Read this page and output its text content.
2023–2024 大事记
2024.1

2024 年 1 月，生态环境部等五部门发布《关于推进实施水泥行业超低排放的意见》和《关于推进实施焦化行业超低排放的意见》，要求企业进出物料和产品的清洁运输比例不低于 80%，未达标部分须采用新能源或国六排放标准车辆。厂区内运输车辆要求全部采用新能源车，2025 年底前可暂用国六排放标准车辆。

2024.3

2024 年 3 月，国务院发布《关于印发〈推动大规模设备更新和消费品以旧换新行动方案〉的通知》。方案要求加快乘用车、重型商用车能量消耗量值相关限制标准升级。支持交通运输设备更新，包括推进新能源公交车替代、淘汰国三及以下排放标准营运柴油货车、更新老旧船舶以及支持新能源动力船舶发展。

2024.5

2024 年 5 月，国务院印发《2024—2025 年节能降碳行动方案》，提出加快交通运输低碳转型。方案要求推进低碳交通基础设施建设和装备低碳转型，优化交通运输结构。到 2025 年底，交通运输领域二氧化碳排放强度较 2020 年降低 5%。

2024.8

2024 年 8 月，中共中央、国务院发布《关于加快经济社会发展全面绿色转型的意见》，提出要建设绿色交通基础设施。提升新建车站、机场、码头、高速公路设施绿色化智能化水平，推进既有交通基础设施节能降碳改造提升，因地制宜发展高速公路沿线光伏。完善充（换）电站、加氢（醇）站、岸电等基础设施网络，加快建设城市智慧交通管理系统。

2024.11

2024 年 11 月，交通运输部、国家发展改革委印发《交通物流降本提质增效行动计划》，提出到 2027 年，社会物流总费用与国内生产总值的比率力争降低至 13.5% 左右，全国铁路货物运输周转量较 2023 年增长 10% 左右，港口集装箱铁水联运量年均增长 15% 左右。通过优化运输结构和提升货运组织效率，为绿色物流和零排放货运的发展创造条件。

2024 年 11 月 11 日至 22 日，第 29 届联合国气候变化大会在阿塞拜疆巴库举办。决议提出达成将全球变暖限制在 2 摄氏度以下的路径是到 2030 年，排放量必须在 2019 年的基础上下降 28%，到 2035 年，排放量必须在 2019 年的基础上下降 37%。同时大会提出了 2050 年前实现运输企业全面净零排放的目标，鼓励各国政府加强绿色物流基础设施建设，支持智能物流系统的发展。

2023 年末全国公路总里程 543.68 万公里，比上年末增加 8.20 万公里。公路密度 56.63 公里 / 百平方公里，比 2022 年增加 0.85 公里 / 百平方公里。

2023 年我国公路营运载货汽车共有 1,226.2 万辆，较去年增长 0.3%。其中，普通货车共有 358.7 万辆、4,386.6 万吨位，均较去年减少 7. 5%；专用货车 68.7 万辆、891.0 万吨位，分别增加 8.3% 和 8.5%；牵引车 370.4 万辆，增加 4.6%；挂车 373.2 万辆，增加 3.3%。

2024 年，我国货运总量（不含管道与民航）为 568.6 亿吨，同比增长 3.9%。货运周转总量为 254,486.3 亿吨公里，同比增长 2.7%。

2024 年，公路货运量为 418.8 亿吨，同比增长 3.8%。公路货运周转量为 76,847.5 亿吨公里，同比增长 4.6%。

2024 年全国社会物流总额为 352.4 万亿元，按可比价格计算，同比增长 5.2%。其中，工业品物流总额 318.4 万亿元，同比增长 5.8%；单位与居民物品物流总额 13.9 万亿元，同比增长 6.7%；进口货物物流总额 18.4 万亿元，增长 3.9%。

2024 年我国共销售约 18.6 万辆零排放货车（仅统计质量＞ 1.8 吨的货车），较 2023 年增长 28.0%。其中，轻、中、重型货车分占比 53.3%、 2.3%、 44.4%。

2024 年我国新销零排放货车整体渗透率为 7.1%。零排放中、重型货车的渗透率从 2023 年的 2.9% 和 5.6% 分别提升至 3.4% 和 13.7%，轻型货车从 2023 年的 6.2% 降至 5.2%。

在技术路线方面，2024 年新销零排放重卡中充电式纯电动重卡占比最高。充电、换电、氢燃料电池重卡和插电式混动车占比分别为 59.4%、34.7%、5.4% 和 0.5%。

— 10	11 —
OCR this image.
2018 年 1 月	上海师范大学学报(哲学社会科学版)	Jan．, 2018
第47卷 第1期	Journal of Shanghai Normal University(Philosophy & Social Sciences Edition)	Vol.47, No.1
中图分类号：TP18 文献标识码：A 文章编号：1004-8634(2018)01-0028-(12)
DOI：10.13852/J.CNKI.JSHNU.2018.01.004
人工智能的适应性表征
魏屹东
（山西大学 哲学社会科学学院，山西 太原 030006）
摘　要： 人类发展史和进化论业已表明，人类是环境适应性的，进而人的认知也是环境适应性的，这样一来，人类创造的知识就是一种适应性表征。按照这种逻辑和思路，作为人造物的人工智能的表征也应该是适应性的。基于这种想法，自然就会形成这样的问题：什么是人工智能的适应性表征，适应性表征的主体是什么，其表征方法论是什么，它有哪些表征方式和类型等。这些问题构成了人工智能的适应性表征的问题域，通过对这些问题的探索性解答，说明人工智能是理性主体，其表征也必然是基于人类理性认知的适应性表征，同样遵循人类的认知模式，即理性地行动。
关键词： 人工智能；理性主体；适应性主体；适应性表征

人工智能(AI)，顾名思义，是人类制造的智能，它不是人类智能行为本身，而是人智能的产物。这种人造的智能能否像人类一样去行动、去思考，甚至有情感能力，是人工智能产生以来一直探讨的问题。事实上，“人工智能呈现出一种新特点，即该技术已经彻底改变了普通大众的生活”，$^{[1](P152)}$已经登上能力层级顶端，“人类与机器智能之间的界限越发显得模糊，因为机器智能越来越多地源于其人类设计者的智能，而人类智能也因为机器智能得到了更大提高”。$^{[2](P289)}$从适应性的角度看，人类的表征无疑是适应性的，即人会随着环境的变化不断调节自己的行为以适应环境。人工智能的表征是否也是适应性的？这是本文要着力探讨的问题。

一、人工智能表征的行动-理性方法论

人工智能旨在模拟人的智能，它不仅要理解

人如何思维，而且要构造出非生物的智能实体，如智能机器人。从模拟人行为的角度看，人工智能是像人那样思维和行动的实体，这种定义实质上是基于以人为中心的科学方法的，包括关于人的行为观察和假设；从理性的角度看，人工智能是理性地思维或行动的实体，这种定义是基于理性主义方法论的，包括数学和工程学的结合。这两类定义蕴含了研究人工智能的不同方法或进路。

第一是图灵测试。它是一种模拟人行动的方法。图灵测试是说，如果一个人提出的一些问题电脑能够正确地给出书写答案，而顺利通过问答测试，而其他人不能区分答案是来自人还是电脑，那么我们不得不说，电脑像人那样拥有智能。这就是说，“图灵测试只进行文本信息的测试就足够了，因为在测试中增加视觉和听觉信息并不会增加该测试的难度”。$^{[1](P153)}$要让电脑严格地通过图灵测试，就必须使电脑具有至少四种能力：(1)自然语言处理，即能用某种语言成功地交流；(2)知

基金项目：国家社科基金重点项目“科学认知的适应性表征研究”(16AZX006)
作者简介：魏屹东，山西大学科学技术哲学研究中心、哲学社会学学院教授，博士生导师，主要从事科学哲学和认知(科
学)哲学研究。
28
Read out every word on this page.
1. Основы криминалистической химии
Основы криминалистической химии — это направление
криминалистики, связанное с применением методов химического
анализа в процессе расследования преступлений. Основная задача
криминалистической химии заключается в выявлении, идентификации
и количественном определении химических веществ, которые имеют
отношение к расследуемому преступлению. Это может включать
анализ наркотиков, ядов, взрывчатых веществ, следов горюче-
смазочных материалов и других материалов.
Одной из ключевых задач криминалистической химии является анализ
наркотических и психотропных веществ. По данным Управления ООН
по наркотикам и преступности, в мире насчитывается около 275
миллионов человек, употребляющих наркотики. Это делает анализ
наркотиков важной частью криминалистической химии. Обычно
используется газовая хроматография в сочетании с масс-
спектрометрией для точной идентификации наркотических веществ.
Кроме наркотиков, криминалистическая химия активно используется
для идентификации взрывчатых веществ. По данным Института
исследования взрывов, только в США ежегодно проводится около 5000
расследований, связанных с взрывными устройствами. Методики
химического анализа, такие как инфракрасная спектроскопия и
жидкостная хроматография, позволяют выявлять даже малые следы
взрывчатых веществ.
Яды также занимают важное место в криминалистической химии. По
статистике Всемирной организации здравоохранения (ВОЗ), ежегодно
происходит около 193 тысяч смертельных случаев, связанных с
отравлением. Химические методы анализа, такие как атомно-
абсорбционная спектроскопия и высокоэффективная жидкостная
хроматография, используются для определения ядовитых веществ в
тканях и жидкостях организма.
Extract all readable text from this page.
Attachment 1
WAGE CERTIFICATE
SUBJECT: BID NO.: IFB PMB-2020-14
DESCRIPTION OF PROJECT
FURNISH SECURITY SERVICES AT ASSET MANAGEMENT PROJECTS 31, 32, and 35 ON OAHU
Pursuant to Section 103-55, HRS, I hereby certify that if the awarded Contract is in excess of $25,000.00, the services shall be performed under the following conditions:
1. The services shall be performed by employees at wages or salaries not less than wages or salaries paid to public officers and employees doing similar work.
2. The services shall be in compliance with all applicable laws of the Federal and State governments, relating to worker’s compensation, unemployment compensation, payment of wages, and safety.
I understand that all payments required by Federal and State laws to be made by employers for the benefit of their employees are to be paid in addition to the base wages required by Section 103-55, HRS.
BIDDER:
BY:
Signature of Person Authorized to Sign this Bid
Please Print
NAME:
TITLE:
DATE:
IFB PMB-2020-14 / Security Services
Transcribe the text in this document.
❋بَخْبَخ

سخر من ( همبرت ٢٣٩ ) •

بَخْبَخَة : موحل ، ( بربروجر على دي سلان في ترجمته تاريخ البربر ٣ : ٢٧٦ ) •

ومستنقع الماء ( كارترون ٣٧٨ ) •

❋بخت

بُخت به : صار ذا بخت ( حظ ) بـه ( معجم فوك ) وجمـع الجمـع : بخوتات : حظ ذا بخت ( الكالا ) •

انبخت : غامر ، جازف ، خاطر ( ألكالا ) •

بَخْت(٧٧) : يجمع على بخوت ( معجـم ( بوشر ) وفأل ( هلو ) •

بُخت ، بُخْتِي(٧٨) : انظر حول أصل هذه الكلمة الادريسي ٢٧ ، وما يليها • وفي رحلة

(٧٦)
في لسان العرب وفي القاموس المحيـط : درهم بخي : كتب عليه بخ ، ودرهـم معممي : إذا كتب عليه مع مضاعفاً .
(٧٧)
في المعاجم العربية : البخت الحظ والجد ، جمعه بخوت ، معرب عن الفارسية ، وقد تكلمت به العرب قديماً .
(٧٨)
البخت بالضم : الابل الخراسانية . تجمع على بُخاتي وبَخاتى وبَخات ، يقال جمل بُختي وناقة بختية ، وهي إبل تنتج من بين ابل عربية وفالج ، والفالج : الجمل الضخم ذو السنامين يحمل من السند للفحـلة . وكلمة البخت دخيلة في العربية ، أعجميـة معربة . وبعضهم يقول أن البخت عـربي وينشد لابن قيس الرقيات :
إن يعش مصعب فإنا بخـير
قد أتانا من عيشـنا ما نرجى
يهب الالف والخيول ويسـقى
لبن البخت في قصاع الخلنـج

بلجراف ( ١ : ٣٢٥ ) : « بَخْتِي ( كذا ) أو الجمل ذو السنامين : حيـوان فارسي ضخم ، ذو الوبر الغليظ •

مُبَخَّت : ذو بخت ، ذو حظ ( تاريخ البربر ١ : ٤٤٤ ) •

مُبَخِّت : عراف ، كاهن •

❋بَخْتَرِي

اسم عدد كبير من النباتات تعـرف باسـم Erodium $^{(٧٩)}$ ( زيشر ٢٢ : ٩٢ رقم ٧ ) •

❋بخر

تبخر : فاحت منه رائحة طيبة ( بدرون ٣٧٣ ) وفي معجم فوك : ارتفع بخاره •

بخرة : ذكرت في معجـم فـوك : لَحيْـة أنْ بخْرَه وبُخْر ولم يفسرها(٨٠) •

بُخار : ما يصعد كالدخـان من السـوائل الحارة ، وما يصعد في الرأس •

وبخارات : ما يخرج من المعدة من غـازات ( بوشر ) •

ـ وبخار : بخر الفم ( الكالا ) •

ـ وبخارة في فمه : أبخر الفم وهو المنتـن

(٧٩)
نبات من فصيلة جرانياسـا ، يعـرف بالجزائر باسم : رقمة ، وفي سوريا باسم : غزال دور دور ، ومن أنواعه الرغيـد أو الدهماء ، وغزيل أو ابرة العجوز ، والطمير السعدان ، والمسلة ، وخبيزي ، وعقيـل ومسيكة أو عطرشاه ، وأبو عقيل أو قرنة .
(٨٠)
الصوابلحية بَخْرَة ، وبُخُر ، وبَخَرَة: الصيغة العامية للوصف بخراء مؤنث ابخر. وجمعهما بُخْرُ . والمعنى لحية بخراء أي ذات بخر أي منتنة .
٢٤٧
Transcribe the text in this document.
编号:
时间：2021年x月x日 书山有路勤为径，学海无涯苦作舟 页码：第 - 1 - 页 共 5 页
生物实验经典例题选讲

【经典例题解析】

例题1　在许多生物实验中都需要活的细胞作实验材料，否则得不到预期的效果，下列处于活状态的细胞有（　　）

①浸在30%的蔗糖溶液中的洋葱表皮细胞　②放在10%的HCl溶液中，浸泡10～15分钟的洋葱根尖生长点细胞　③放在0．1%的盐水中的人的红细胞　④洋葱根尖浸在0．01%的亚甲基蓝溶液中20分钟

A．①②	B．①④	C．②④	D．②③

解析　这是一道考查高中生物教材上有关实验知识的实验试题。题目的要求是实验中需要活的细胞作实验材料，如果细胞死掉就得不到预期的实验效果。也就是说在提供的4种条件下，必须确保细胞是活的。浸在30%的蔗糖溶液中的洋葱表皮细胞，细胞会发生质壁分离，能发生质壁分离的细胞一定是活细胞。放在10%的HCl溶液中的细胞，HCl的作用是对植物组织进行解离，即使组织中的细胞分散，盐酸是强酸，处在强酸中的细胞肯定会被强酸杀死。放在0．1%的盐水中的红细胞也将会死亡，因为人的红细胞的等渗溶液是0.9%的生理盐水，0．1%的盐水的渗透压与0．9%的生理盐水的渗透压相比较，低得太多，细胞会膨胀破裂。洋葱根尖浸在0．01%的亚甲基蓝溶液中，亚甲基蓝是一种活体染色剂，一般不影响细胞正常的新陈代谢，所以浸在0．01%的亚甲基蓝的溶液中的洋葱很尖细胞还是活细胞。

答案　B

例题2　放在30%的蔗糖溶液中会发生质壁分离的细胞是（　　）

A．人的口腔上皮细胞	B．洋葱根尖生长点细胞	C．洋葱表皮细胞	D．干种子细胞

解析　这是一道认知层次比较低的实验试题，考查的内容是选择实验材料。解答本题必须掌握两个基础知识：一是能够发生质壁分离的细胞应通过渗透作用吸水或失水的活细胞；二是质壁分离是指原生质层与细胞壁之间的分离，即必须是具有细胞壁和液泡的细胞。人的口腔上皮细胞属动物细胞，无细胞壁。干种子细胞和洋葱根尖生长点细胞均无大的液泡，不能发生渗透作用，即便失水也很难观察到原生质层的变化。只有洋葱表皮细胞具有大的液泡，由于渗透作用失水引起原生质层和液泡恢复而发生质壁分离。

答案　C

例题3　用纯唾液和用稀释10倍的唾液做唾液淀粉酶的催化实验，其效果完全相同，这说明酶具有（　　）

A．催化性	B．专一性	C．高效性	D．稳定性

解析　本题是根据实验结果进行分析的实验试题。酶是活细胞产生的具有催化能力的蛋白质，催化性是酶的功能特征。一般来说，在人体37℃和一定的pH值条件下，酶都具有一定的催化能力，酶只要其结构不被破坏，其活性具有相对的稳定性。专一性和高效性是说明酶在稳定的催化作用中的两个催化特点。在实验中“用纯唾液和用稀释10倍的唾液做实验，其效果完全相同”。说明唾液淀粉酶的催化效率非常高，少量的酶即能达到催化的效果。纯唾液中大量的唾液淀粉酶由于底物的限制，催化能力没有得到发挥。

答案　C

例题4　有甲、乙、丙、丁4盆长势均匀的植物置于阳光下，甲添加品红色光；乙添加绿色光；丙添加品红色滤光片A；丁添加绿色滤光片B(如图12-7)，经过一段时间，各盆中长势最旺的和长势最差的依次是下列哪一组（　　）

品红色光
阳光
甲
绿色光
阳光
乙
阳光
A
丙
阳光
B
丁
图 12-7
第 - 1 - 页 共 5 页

*What is required*.
Tell how many lines in the records above contain "العربية", giving the number and no other words.

*Answer to this task*.
2